◆ Exercise directions:
Output the material below in its entirety, exactly as given.

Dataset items

═══

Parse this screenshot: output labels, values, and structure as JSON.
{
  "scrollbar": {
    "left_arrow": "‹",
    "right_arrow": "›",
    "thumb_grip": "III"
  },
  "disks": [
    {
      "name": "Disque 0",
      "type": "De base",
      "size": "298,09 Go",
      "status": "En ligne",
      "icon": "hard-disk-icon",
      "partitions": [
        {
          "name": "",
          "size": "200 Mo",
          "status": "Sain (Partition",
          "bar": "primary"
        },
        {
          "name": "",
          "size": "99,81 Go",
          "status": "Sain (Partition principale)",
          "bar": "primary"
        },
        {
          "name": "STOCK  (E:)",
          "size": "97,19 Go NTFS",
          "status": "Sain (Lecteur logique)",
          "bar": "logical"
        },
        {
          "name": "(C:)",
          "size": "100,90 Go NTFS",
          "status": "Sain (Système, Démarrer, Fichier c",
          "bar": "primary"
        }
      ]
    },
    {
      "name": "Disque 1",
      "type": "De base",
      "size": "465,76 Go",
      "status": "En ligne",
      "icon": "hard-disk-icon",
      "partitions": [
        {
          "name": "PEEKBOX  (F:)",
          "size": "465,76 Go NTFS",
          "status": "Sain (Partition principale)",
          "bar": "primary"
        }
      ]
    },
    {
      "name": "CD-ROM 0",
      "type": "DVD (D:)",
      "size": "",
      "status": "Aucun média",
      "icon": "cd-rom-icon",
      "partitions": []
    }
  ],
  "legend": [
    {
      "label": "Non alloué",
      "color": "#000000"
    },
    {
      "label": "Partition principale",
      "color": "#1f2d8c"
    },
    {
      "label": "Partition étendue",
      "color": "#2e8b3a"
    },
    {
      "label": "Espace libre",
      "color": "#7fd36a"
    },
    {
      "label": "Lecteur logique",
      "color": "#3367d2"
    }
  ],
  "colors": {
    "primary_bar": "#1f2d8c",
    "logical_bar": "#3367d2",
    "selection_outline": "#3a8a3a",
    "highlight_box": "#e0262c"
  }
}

═══

◆ Solved problem:
Parse this screenshot: output labels, values, and structure as JSON.
{
  "scrollbar": {
    "left_arrow": "‹",
    "right_arrow": "›",
    "thumb_grip": "III"
  },
  "disks": [
    {
      "name": "Disque 0",
      "type": "De base",
      "size": "298,09 Go",
      "status": "En ligne",
      "icon": "hard-disk-icon",
      "partitions": [
        {
          "name": "",
          "size": "200 Mo",
          "status": "Sain (Partition",
          "bar": "primary"
        },
        {
          "name": "",
          "size": "99,81 Go",
          "status": "Sain (Partition principale)",
          "bar": "primary"
        },
        {
          "name": "STOCK  (E:)",
          "size": "97,19 Go NTFS",
          "status": "Sain (Lecteur logique)",
          "bar": "logical"
        },
        {
          "name": "(C:)",
          "size": "100,90 Go NTFS",
          "status": "Sain (Système, Démarrer, Fichier c",
          "bar": "primary"
        }
      ]
    },
    {
      "name": "Disque 1",
      "type": "De base",
      "size": "465,76 Go",
      "status": "En ligne",
      "icon": "hard-disk-icon",
      "partitions": [
        {
          "name": "PEEKBOX  (F:)",
          "size": "465,76 Go NTFS",
          "status": "Sain (Partition principale)",
          "bar": "primary"
        }
      ]
    },
    {
      "name": "CD-ROM 0",
      "type": "DVD (D:)",
      "size": "",
      "status": "Aucun média",
      "icon": "cd-rom-icon",
      "partitions": []
    }
  ],
  "legend": [
    {
      "label": "Non alloué",
      "color": "#000000"
    },
    {
      "label": "Partition principale",
      "color": "#1f2d8c"
    },
    {
      "label": "Partition étendue",
      "color": "#2e8b3a"
    },
    {
      "label": "Espace libre",
      "color": "#7fd36a"
    },
    {
      "label": "Lecteur logique",
      "color": "#3367d2"
    }
  ],
  "colors": {
    "primary_bar": "#1f2d8c",
    "logical_bar": "#3367d2",
    "selection_outline": "#3a8a3a",
    "highlight_box": "#e0262c"
  }
}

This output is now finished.